_Problem to work on_: Output solely the number of lines containing the string "Chats".

[Stored data entries]
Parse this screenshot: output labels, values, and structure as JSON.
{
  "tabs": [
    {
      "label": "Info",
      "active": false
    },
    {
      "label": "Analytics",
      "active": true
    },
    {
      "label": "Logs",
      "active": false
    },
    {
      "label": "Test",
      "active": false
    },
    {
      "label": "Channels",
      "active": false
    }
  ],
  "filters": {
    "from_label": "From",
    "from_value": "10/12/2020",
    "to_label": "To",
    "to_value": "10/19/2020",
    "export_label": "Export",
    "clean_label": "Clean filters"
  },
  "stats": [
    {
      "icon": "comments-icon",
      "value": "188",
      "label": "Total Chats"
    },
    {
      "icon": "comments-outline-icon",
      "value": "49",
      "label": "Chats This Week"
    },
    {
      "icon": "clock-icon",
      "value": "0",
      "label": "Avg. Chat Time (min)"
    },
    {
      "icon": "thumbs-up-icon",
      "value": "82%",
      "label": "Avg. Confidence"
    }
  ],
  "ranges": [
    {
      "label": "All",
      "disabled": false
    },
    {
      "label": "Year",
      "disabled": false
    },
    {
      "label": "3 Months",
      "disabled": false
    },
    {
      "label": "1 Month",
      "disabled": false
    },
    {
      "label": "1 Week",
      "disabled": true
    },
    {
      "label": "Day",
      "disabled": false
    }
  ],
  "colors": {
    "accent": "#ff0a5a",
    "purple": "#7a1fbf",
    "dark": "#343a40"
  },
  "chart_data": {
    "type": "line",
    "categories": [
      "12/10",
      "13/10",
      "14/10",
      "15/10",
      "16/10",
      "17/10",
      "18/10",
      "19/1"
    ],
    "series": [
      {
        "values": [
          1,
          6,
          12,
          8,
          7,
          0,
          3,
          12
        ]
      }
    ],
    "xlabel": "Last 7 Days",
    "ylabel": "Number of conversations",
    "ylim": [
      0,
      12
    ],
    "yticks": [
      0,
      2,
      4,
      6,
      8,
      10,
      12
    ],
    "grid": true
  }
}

_Response to this exercise_: 2